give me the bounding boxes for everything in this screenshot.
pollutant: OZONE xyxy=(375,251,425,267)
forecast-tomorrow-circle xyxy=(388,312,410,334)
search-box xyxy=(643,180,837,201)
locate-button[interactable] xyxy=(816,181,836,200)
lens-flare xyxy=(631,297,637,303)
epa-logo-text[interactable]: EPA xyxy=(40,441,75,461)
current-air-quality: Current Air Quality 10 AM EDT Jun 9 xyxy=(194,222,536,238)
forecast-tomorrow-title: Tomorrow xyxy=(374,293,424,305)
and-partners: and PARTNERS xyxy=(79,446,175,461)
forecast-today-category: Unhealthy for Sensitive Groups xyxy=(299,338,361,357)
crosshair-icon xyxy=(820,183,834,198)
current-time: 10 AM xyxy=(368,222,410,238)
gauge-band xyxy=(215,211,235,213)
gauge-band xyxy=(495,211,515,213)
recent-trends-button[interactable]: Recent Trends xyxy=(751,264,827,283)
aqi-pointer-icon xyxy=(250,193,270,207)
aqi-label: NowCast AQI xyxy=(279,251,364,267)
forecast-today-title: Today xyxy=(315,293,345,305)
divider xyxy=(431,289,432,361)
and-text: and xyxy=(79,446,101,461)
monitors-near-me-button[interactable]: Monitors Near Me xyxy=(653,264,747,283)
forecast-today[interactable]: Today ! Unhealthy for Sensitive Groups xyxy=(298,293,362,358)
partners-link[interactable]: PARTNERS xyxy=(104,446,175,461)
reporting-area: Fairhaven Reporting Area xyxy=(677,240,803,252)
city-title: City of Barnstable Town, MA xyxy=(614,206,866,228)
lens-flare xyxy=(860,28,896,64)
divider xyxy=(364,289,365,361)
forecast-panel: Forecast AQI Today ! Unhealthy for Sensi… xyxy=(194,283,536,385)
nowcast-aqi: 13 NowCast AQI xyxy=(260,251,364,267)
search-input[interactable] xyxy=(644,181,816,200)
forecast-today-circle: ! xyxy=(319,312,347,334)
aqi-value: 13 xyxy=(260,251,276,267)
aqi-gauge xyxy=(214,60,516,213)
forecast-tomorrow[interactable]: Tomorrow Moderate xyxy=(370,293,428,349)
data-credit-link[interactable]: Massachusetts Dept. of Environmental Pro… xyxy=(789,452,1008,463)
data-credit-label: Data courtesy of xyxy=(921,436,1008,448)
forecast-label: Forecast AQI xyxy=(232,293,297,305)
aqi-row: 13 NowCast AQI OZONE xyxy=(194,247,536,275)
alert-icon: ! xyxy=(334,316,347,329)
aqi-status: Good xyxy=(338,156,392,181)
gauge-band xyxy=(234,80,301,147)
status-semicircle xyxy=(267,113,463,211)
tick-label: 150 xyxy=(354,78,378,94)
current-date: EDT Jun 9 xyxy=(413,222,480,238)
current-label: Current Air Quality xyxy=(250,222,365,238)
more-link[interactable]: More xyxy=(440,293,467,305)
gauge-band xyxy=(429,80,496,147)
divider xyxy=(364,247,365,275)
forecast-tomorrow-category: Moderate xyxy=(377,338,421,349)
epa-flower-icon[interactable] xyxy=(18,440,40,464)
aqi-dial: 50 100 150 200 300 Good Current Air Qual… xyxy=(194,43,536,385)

☆ ☆ ☆ ☆ ☆ ☆ ☆

* _What to work on_:
Reproduce the material above, swapping each "divider" for "separator" and leaving everything else as it is.

* _Result for this exercise_:
give me the bounding boxes for everything in this screenshot.
pollutant: OZONE xyxy=(375,251,425,267)
forecast-tomorrow-circle xyxy=(388,312,410,334)
search-box xyxy=(643,180,837,201)
locate-button[interactable] xyxy=(816,181,836,200)
lens-flare xyxy=(631,297,637,303)
epa-logo-text[interactable]: EPA xyxy=(40,441,75,461)
current-air-quality: Current Air Quality 10 AM EDT Jun 9 xyxy=(194,222,536,238)
forecast-tomorrow-title: Tomorrow xyxy=(374,293,424,305)
and-partners: and PARTNERS xyxy=(79,446,175,461)
forecast-today-category: Unhealthy for Sensitive Groups xyxy=(299,338,361,357)
crosshair-icon xyxy=(820,183,834,198)
current-time: 10 AM xyxy=(368,222,410,238)
gauge-band xyxy=(215,211,235,213)
gauge-band xyxy=(495,211,515,213)
recent-trends-button[interactable]: Recent Trends xyxy=(751,264,827,283)
aqi-pointer-icon xyxy=(250,193,270,207)
aqi-label: NowCast AQI xyxy=(279,251,364,267)
forecast-today-title: Today xyxy=(315,293,345,305)
separator xyxy=(431,289,432,361)
and-text: and xyxy=(79,446,101,461)
monitors-near-me-button[interactable]: Monitors Near Me xyxy=(653,264,747,283)
forecast-today[interactable]: Today ! Unhealthy for Sensitive Groups xyxy=(298,293,362,358)
partners-link[interactable]: PARTNERS xyxy=(104,446,175,461)
reporting-area: Fairhaven Reporting Area xyxy=(677,240,803,252)
city-title: City of Barnstable Town, MA xyxy=(614,206,866,228)
lens-flare xyxy=(860,28,896,64)
separator xyxy=(364,289,365,361)
forecast-panel: Forecast AQI Today ! Unhealthy for Sensi… xyxy=(194,283,536,385)
nowcast-aqi: 13 NowCast AQI xyxy=(260,251,364,267)
search-input[interactable] xyxy=(644,181,816,200)
forecast-today-circle: ! xyxy=(319,312,347,334)
aqi-value: 13 xyxy=(260,251,276,267)
aqi-gauge xyxy=(214,60,516,213)
forecast-tomorrow[interactable]: Tomorrow Moderate xyxy=(370,293,428,349)
data-credit-link[interactable]: Massachusetts Dept. of Environmental Pro… xyxy=(789,452,1008,463)
data-credit-label: Data courtesy of xyxy=(921,436,1008,448)
forecast-label: Forecast AQI xyxy=(232,293,297,305)
aqi-row: 13 NowCast AQI OZONE xyxy=(194,247,536,275)
alert-icon: ! xyxy=(334,316,347,329)
aqi-status: Good xyxy=(338,156,392,181)
gauge-band xyxy=(234,80,301,147)
status-semicircle xyxy=(267,113,463,211)
tick-label: 150 xyxy=(354,78,378,94)
current-date: EDT Jun 9 xyxy=(413,222,480,238)
current-label: Current Air Quality xyxy=(250,222,365,238)
more-link[interactable]: More xyxy=(440,293,467,305)
gauge-band xyxy=(429,80,496,147)
separator xyxy=(364,247,365,275)
forecast-tomorrow-category: Moderate xyxy=(377,338,421,349)
epa-flower-icon[interactable] xyxy=(18,440,40,464)
aqi-dial: 50 100 150 200 300 Good Current Air Qual… xyxy=(194,43,536,385)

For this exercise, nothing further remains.